-- start of Stored records --

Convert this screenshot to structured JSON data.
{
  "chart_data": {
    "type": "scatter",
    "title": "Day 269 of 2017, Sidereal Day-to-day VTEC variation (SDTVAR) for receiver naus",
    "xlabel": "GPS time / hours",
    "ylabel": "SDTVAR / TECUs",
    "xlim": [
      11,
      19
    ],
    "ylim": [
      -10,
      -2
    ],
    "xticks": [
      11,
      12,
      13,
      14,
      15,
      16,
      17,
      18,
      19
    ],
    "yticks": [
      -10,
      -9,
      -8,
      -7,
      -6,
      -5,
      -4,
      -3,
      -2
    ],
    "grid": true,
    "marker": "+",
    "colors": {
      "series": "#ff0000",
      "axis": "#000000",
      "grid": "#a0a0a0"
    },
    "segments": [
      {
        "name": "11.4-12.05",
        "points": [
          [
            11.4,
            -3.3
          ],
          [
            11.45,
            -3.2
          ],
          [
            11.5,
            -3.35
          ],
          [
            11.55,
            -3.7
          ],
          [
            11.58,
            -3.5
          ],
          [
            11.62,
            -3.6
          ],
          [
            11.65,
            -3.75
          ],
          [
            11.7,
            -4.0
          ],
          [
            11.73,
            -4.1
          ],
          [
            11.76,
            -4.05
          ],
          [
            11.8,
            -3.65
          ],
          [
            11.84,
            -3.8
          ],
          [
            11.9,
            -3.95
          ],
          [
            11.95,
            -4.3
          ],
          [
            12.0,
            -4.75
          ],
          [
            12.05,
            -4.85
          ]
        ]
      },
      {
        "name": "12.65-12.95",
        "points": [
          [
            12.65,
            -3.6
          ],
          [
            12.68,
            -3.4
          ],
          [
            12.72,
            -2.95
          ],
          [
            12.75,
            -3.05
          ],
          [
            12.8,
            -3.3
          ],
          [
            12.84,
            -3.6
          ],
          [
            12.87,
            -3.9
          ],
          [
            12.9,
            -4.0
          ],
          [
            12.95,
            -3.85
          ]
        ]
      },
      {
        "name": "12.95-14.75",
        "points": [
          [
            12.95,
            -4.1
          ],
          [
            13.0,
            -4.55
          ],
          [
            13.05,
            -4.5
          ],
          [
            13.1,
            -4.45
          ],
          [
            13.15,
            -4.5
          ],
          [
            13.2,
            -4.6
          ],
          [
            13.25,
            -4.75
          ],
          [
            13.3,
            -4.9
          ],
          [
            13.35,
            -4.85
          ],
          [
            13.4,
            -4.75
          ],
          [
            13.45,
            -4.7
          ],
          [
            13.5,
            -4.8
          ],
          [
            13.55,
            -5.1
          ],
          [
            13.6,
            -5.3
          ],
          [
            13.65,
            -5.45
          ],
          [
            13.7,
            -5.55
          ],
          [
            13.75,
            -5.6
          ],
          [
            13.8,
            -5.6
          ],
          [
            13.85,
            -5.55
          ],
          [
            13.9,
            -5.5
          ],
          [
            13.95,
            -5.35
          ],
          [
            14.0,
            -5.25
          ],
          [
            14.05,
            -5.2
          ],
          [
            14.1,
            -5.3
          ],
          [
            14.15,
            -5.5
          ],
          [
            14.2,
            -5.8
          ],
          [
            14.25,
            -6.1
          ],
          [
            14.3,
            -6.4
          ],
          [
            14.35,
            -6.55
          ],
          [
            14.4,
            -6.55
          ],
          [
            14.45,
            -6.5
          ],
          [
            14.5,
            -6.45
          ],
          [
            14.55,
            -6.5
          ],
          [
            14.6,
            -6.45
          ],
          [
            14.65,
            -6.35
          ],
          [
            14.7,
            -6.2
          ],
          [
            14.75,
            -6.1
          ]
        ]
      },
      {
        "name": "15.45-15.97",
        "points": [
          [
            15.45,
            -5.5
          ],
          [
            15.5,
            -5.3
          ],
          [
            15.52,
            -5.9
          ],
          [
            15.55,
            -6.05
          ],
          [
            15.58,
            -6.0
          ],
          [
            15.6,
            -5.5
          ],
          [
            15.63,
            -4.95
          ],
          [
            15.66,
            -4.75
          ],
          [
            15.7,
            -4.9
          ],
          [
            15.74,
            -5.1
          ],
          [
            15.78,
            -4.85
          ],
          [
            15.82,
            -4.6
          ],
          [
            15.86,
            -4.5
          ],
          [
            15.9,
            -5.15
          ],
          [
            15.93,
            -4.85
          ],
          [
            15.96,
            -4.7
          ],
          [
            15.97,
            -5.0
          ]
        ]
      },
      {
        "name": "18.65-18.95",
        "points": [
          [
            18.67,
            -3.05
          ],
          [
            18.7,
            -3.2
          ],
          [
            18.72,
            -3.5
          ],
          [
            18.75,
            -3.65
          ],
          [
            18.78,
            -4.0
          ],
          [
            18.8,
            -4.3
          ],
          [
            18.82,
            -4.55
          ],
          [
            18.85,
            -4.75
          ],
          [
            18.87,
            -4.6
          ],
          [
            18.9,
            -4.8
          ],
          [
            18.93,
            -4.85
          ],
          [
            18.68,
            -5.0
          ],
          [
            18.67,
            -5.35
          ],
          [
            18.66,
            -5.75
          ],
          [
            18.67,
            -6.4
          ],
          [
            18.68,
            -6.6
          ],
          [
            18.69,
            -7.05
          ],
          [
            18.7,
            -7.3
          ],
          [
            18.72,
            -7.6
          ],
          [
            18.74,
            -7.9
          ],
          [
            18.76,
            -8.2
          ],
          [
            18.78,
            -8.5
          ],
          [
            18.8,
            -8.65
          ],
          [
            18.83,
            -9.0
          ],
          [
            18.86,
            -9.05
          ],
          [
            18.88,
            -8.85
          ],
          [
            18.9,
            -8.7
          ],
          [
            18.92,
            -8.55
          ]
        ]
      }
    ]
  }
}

-- end of Stored records --

Goal: Locate all lines that include the word "SDTVAR" and copy them out.

The solution:
    "title": "Day 269 of 2017, Sidereal Day-to-day VTEC variation (SDTVAR) for receiver naus",
    "ylabel": "SDTVAR / TECUs",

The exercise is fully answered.